1 Die Zöllner und Sünder sammelten sich weiter um Jeschua, um ihn zu hören 2 und die Peruschim und Toralehrer murrten unablässig. „Dieser Mensch“, sprachen sie, „nimmt Sünder auf – ja, er isst sogar mit ihnen!“
Neues Jüdisches Testament, David Stern, זל, Hänssler-Verlag 1994
3 Da erzählte er ihnen folgendes Gleichnis: 4 Wenn einer von euch 100 Schafe hat und eines von ihnen verliert, lässt er nicht die anderen 99 in der Wüste und geht dem Verlorenen nach bis er es findet? 5 Wenn er es dann findet, legt er es sich voller Freude über die Schultern; 6 und wenn er nach Hause kommt, ruft er seine Freunde und Nachbarn zusammen und sagt: „Kommt, feiert mit mir, denn ich habe mein verlorenes Schaf wiedergefunden!“ 7 Ich sage euch, daß auch im Himmel mehr Freude sein wird über einen Sünder, der sich von seinen Sünden zu Gott wendet, als über 99 Gerechte, die keine Reue nötig haben.
8 Noch ein Beispiel: Welche Frau zündet nicht, wenn sie zehn Drachmen hat und eine dieser wertvollen Münzen verliert, eine Lampe an, kehrt das Haus und sucht alles durch, bis sie sie findet? 9 Und wenn sie sie gefunden hat, ruft sie ihre Freunde und Nachbarn zusammen und sagt: „Kommt, feiert mit mir, denn ich habe die Drachmen gefunden, die ich verloren hatte.“
10 Ebensolche Freude, sage ich euch, wird unter den Engeln Gottes herrschen, wenn ein Sünder bereut.“
Jesus ist ganz in seinem Element als Gleichniserzähler, eine Lehrmethode, die Jesus aus dem Tanach und von seinen pharisäische Lehrern und Vorbildern kannte und die sich großer Beliebtheit erfreute. Dieses Kapitel beginnt mit einem Doppelgleichnis und fährt mit der bekannten Erzählung vom verlorenen Sohn fort.

* [Aufgaben]:
(a) Beantworte zum Textauszug diese Fragen:
(i) Wie viele Schafe lässt der Hirte im Gleichnis in der Wüste zurück?
(ii) Wie viele Drachmen besitzt die Frau?
(iii) Womit fährt das Kapitel laut dem abschließenden Kommentar nach dem Doppelgleichnis fort?
(b) Extrahiere aus dem Textauszug die Passage von „1 Die Zöllner“ bis einschließlich „Reue nötig haben.“, Wort für Wort.
(c) Welche Personengruppen werden in den Versen 1 und 2 des Textauszugs genannt? Führe alle auf.

* [Extrahierte Datensätze]:
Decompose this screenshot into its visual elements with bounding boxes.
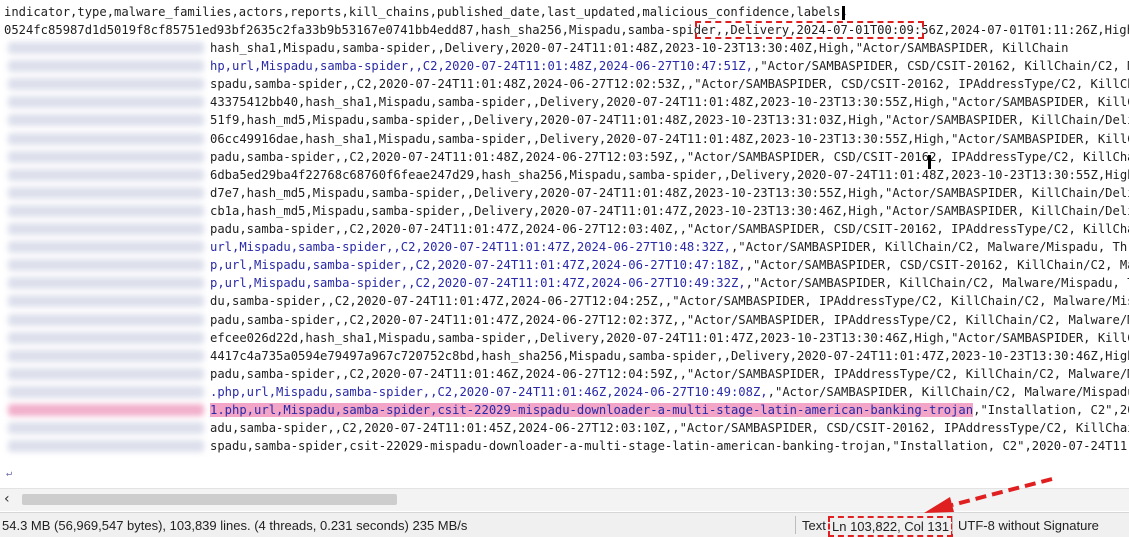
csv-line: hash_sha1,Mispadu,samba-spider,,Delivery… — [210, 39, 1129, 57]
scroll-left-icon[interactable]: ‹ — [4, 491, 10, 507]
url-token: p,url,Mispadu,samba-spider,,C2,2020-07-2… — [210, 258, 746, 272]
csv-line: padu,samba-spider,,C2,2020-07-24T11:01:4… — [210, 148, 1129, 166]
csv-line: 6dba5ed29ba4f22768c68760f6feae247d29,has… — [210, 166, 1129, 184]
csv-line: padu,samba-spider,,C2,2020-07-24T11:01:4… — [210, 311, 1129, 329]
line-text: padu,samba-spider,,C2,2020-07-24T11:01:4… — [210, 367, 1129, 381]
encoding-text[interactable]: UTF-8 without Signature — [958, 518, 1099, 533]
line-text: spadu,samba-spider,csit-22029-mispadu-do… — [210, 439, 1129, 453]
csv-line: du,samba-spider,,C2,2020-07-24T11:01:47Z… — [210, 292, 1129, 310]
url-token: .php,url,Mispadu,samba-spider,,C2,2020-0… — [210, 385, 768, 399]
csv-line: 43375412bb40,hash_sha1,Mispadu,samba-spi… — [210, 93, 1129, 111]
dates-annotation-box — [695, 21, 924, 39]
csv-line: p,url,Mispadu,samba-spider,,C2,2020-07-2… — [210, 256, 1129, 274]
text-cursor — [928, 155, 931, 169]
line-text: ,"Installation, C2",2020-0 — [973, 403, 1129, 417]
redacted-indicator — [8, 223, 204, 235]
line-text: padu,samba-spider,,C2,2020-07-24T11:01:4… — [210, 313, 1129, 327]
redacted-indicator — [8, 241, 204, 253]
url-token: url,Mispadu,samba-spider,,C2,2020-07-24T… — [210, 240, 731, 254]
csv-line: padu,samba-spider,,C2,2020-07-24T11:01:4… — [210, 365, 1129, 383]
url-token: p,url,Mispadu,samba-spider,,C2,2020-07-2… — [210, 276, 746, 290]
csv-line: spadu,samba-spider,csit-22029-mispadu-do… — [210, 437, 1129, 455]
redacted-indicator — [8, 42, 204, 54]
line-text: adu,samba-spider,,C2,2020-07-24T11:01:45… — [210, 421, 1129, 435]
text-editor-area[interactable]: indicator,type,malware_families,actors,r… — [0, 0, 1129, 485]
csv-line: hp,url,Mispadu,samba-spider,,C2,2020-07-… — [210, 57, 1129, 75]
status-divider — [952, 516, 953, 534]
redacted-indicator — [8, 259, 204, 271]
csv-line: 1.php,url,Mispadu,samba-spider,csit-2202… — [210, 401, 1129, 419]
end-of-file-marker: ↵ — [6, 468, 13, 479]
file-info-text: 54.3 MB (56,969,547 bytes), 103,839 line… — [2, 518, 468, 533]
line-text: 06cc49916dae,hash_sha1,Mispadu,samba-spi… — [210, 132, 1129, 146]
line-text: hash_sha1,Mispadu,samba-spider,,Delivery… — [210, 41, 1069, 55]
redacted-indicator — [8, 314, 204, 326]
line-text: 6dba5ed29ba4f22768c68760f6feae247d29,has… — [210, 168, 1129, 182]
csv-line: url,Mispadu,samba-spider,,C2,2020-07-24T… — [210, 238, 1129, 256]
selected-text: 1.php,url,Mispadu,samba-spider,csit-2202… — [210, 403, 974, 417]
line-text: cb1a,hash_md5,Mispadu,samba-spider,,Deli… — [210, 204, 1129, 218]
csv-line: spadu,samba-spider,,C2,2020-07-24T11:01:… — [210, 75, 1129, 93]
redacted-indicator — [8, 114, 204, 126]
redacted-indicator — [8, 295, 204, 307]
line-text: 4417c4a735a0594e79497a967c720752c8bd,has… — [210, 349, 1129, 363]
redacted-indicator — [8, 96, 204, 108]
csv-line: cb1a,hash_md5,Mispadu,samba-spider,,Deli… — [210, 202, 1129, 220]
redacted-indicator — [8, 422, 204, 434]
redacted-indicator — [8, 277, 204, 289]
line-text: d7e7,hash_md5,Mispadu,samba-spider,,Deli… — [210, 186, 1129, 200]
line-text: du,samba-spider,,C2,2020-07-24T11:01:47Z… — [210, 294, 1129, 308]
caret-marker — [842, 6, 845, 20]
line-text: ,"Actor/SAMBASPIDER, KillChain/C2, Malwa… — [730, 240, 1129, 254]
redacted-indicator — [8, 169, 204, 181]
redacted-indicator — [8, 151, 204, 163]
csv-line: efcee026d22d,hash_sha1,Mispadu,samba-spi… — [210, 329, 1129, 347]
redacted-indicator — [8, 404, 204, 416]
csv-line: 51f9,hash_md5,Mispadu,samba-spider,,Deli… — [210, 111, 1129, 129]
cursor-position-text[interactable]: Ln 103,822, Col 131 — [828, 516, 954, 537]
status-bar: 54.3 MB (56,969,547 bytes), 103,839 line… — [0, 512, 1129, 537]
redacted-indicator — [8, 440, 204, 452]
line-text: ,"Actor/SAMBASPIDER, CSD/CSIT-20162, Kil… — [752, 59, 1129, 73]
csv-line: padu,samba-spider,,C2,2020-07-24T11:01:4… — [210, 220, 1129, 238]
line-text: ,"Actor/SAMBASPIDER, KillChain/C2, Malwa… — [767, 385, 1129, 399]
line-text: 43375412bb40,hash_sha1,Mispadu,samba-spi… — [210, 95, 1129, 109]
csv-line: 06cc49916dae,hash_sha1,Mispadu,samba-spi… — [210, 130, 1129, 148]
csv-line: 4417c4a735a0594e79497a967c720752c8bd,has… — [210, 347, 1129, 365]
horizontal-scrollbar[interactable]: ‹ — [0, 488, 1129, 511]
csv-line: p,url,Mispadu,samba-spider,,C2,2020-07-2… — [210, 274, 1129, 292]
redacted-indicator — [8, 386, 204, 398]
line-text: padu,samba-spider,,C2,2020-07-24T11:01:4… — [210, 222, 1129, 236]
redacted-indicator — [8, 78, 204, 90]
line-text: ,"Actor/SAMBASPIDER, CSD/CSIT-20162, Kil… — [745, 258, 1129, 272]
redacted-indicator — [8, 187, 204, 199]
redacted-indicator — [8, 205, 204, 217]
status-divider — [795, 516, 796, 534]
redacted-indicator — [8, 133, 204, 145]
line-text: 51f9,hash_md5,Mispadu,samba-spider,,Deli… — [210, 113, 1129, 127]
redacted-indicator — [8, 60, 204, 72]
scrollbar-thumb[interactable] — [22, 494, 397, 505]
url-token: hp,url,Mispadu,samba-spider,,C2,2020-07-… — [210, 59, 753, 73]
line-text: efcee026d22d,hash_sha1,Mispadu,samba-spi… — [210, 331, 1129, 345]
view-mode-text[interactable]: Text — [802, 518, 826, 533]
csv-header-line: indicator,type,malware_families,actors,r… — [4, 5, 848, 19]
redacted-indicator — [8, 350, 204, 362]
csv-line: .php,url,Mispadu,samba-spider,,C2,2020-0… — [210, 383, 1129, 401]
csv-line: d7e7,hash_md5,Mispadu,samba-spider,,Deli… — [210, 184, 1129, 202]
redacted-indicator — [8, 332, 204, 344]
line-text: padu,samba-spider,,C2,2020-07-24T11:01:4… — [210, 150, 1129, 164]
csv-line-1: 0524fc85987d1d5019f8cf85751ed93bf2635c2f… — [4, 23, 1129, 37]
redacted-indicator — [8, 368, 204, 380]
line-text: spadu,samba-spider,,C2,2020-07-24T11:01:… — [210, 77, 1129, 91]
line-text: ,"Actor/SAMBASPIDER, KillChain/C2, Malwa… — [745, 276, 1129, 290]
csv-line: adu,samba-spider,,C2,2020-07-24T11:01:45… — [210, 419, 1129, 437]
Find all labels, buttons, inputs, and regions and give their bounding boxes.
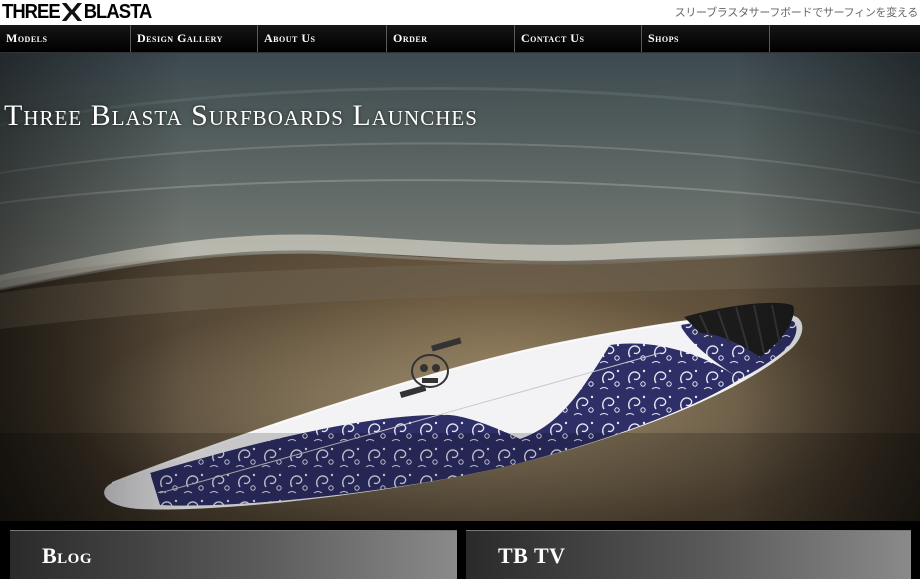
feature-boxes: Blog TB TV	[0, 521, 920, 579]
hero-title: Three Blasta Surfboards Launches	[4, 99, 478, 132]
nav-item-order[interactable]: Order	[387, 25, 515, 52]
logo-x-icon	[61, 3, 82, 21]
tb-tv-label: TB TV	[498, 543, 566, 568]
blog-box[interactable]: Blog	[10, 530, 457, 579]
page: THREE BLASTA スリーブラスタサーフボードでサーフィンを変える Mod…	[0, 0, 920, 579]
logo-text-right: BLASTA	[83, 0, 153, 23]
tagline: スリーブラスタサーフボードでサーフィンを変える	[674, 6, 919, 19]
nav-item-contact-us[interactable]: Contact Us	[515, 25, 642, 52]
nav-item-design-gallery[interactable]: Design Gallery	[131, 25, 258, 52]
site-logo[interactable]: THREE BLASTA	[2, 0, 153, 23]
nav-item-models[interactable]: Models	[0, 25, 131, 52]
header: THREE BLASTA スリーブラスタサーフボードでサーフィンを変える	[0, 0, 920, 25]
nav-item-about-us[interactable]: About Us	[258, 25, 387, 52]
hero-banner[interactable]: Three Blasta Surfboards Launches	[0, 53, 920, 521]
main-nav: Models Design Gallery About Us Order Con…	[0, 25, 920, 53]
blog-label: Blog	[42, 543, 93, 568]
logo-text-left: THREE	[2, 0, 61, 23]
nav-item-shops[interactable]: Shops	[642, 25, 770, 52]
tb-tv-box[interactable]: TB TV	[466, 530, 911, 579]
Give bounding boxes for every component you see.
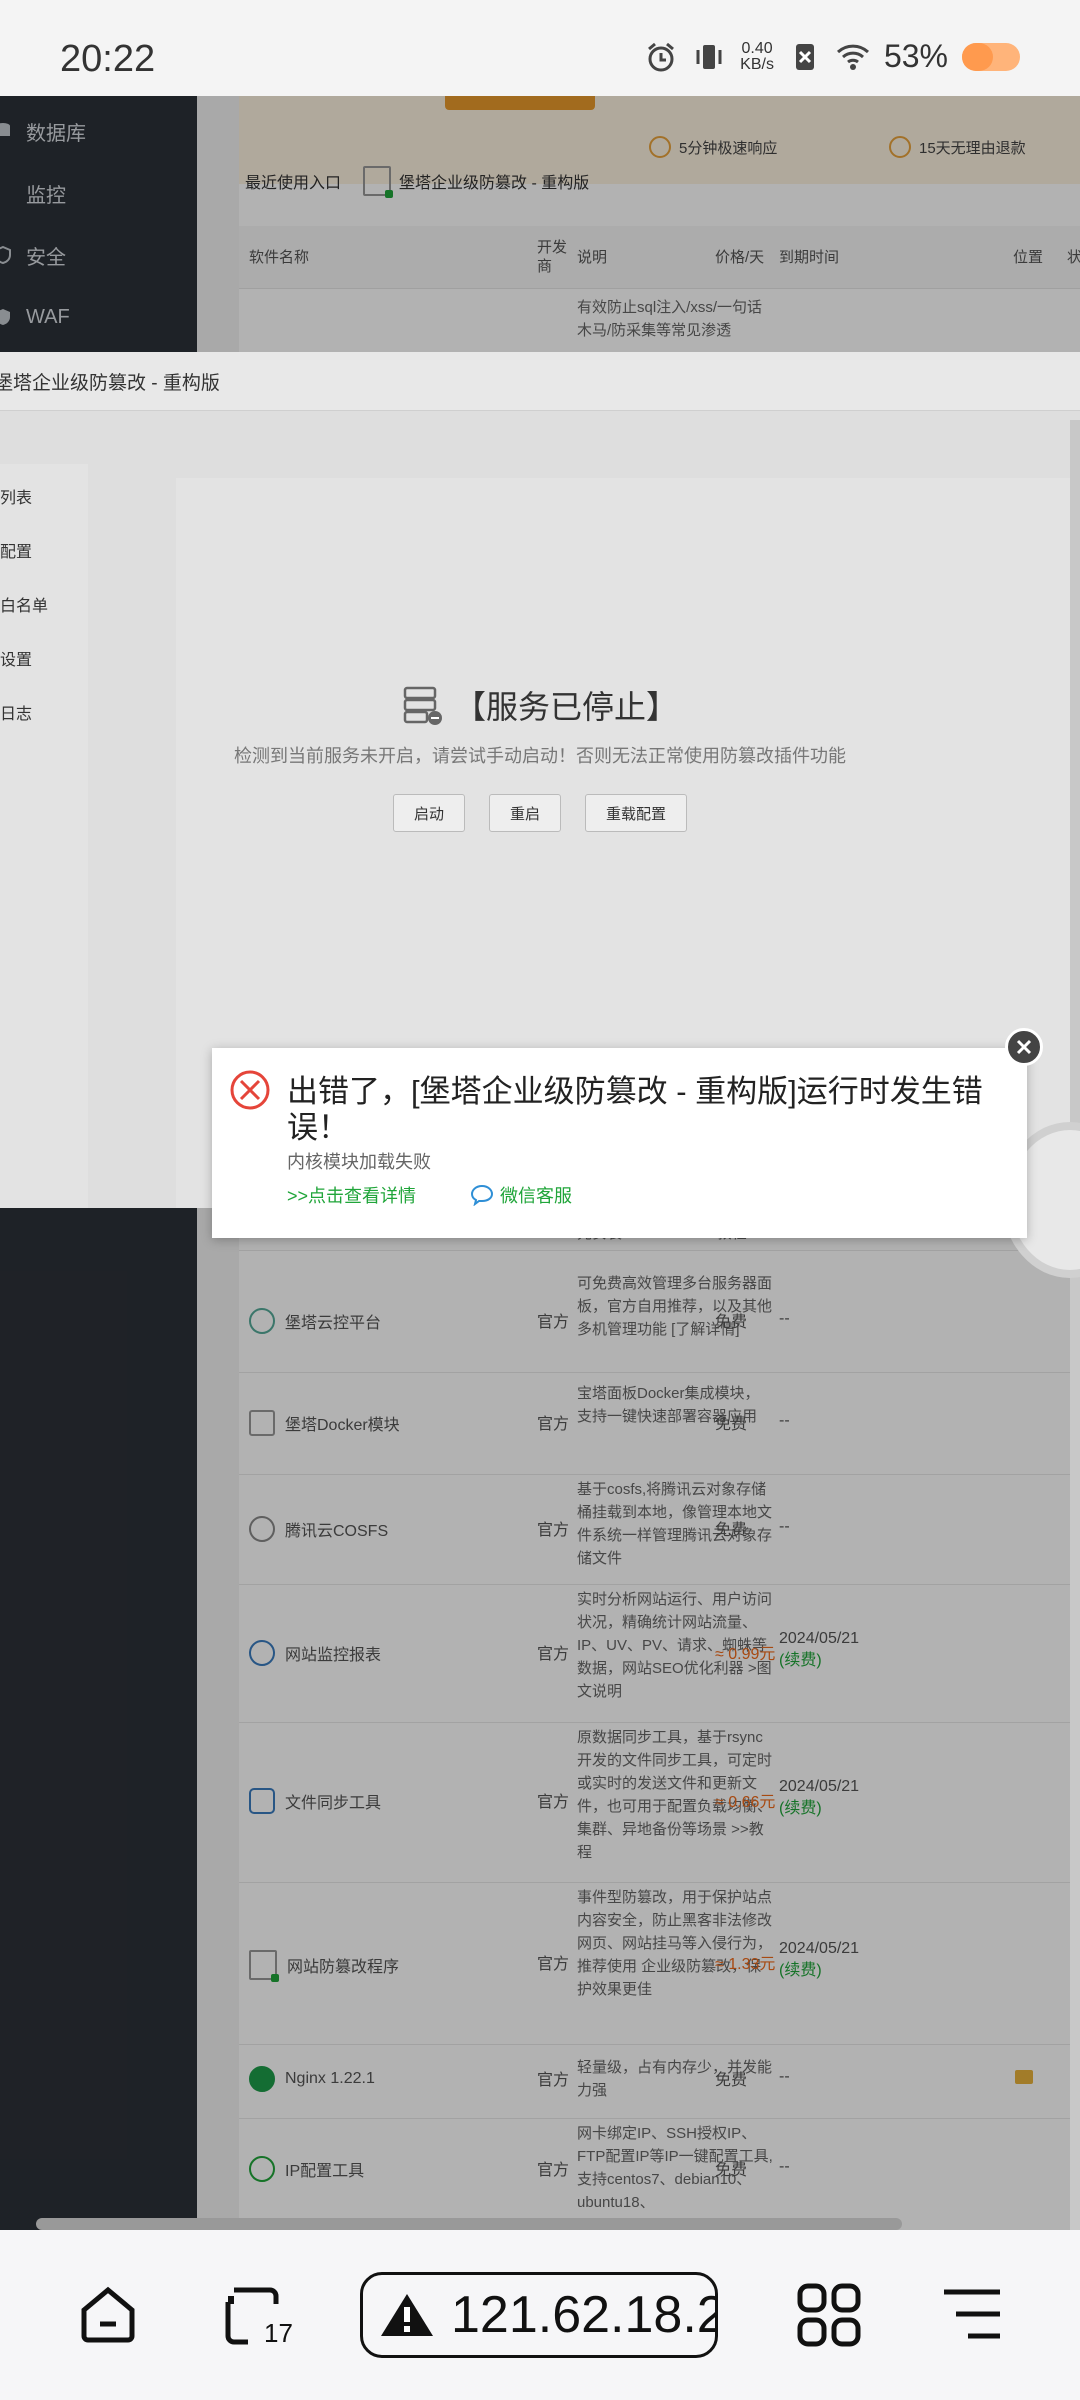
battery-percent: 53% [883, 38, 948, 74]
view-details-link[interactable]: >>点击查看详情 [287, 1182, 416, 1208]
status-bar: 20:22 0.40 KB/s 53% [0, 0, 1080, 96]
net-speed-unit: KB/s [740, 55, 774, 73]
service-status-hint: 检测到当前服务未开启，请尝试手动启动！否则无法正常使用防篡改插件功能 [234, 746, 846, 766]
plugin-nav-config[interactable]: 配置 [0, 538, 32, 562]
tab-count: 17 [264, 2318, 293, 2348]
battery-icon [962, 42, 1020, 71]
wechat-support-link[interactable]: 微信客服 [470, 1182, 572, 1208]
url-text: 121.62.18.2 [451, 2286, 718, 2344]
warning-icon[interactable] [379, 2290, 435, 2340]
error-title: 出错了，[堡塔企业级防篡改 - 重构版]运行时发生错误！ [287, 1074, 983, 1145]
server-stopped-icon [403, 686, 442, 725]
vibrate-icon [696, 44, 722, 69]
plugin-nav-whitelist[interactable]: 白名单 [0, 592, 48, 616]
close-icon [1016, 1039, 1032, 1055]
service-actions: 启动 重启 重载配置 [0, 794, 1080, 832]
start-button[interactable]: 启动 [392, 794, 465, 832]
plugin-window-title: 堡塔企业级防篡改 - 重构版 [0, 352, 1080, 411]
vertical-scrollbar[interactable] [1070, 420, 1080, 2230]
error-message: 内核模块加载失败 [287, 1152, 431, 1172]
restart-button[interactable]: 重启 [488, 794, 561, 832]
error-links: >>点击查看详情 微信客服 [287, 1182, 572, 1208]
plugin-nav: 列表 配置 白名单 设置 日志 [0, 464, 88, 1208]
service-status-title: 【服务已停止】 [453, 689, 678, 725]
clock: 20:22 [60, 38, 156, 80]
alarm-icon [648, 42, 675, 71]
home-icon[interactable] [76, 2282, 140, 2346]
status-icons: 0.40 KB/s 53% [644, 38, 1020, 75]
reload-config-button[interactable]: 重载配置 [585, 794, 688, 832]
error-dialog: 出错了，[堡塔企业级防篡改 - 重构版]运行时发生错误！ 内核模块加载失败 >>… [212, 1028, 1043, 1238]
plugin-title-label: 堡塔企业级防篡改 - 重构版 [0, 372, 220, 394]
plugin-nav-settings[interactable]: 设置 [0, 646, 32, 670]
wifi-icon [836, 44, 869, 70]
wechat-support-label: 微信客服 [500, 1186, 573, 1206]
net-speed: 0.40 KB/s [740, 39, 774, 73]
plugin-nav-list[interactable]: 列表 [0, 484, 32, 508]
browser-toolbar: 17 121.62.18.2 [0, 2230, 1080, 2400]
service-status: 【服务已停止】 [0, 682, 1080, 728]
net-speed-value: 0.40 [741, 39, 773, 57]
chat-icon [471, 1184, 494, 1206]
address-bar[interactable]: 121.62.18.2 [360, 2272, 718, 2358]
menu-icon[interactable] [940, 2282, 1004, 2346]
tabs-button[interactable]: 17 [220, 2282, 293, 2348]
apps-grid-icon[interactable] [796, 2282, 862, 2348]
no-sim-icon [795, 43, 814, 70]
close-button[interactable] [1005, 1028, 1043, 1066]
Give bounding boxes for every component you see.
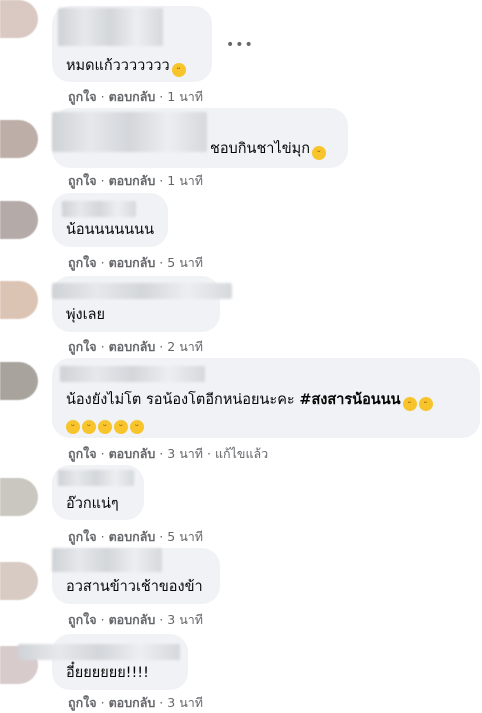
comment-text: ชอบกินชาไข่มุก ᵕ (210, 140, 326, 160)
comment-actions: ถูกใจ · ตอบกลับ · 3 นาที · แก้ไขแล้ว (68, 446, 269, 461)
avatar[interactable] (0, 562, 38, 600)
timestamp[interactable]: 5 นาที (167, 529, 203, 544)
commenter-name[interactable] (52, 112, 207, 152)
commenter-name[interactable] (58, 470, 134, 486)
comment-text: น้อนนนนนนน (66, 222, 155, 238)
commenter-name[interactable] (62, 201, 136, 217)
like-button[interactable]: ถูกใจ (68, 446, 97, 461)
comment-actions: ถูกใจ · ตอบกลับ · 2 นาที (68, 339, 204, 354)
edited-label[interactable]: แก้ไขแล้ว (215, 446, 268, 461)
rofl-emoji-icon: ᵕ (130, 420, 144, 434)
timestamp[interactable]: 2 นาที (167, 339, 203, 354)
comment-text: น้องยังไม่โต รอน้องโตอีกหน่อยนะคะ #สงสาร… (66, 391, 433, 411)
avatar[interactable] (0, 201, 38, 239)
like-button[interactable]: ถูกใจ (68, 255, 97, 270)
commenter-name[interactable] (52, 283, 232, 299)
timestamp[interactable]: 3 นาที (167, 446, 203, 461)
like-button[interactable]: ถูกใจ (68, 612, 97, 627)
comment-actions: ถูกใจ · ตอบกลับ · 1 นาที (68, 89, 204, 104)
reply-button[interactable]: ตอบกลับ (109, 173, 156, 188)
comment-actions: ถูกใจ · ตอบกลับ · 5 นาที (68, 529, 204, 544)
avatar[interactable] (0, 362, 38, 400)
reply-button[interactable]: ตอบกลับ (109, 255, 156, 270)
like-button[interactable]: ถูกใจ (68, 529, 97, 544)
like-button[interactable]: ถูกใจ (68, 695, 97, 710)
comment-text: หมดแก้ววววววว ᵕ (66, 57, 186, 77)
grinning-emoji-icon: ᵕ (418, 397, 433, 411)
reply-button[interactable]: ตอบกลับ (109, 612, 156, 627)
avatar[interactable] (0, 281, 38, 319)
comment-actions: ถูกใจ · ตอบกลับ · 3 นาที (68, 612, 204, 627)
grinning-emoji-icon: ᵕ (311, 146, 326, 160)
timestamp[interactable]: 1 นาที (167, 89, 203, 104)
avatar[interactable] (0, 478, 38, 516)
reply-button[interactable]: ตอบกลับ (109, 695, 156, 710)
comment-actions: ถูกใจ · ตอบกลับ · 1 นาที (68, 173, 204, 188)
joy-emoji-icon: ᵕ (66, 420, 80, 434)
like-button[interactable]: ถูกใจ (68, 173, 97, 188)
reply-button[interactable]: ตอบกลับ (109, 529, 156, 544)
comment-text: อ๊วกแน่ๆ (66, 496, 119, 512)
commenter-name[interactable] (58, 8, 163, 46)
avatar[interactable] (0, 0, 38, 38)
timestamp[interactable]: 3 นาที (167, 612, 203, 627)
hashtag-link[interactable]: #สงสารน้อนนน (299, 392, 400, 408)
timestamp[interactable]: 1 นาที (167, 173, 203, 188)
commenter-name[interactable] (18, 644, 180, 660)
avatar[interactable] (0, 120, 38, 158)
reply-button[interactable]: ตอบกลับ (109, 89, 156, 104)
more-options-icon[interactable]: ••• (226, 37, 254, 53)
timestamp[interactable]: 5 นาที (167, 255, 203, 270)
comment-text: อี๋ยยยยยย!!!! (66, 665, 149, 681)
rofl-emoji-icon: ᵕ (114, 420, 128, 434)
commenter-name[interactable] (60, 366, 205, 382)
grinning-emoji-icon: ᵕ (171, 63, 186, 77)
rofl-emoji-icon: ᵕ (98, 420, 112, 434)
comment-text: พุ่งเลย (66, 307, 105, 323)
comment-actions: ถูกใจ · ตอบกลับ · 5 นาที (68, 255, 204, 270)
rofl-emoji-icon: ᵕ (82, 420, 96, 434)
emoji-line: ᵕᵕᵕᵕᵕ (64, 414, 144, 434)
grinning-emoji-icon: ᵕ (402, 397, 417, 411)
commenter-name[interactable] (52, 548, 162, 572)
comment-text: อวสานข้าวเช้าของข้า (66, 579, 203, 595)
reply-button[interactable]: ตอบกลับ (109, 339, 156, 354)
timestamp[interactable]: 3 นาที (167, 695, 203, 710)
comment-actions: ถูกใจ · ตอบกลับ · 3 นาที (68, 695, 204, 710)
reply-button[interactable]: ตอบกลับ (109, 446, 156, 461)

* [Antworten]:
(a)
(i) 99
(ii) Zehn
(iii) Mit der bekannten Erzählung vom verlorenen Sohn

(b)
1 Die Zöllner und Sünder sammelten sich weiter um Jeschua, um ihn zu hören 2 und die Peruschim und Toralehrer murrten unablässig. „Dieser Mensch“, sprachen sie, „nimmt Sünder auf – ja, er isst sogar mit ihnen!“
Neues Jüdisches Testament, David Stern, זל, Hänssler-Verlag 1994
3 Da erzählte er ihnen folgendes Gleichnis: 4 Wenn einer von euch 100 Schafe hat und eines von ihnen verliert, lässt er nicht die anderen 99 in der Wüste und geht dem Verlorenen nach bis er es findet? 5 Wenn er es dann findet, legt er es sich voller Freude über die Schultern; 6 und wenn er nach Hause kommt, ruft er seine Freunde und Nachbarn zusammen und sagt: „Kommt, feiert mit mir, denn ich habe mein verlorenes Schaf wiedergefunden!“ 7 Ich sage euch, daß auch im Himmel mehr Freude sein wird über einen Sünder, der sich von seinen Sünden zu Gott wendet, als über 99 Gerechte, die keine Reue nötig haben.

(c) Zöllner, Sünder, Peruschim, Toralehrer